DO THIS:
Make an exact copy of the entries below with the pictures removed.

SOURCE RECORDS:
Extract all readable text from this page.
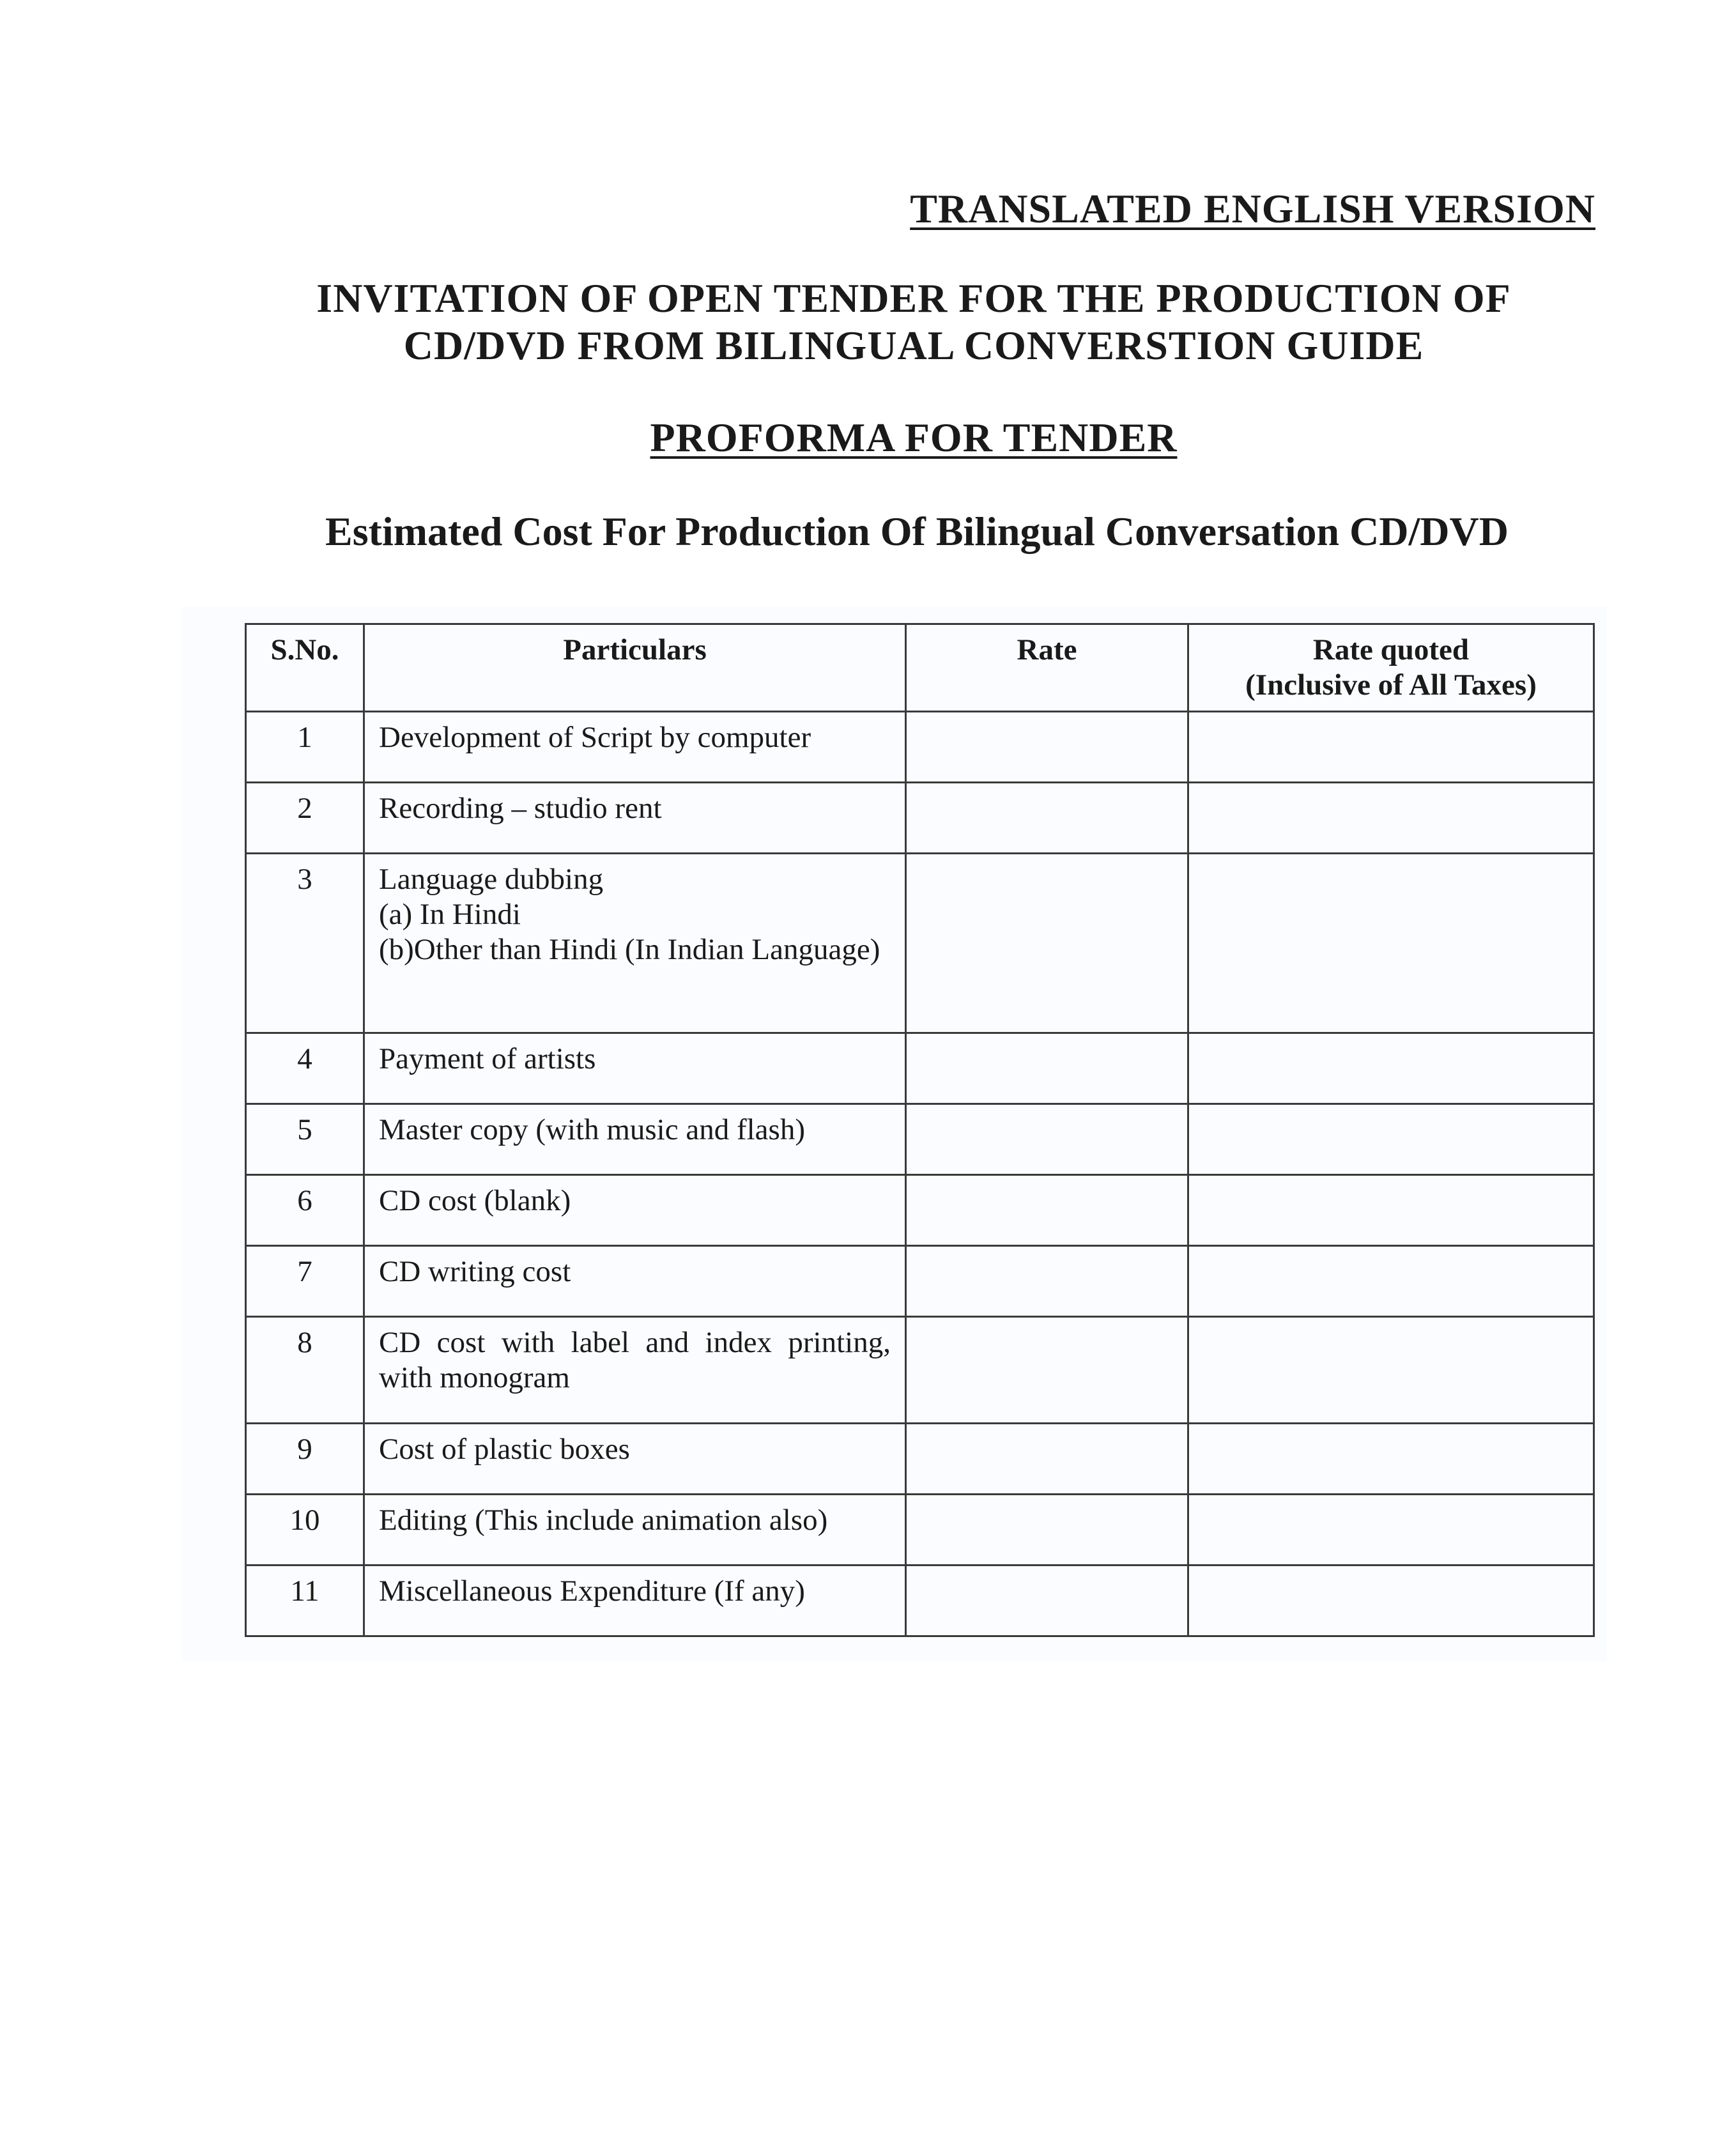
TRANSLATED ENGLISH VERSION
INVITATION OF OPEN TENDER FOR THE PRODUCTION OF
CD/DVD FROM BILINGUAL CONVERSTION GUIDE
PROFORMA FOR TENDER
Estimated Cost For Production Of Bilingual Conversation CD/DVD
S.No.	Particulars	Rate	Rate quoted
(Inclusive of All Taxes)

1	Development of Script by computer		

2	Recording – studio rent		

3	Language dubbing
(a) In Hindi
(b)Other than Hindi (In Indian Language)		

4	Payment of artists		

5	Master copy (with music and flash)		

6	CD cost (blank)		

7	CD writing cost		

8	CD cost with label and index printing, with monogram		

9	Cost of plastic boxes		

10	Editing (This include animation also)		

11	Miscellaneous Expenditure (If any)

OUTPUT FOR THIS EXERCISE:
Extract all readable text from this page.
TRANSLATED ENGLISH VERSION
INVITATION OF OPEN TENDER FOR THE PRODUCTION OF
CD/DVD FROM BILINGUAL CONVERSTION GUIDE
PROFORMA FOR TENDER
Estimated Cost For Production Of Bilingual Conversation CD/DVD
S.No.	Particulars	Rate	Rate quoted
(Inclusive of All Taxes)

1	Development of Script by computer		

2	Recording – studio rent		

3	Language dubbing
(a) In Hindi
(b)Other than Hindi (In Indian Language)		

4	Payment of artists		

5	Master copy (with music and flash)		

6	CD cost (blank)		

7	CD writing cost		

8	CD cost with label and index printing, with monogram		

9	Cost of plastic boxes		

10	Editing (This include animation also)		

11	Miscellaneous Expenditure (If any)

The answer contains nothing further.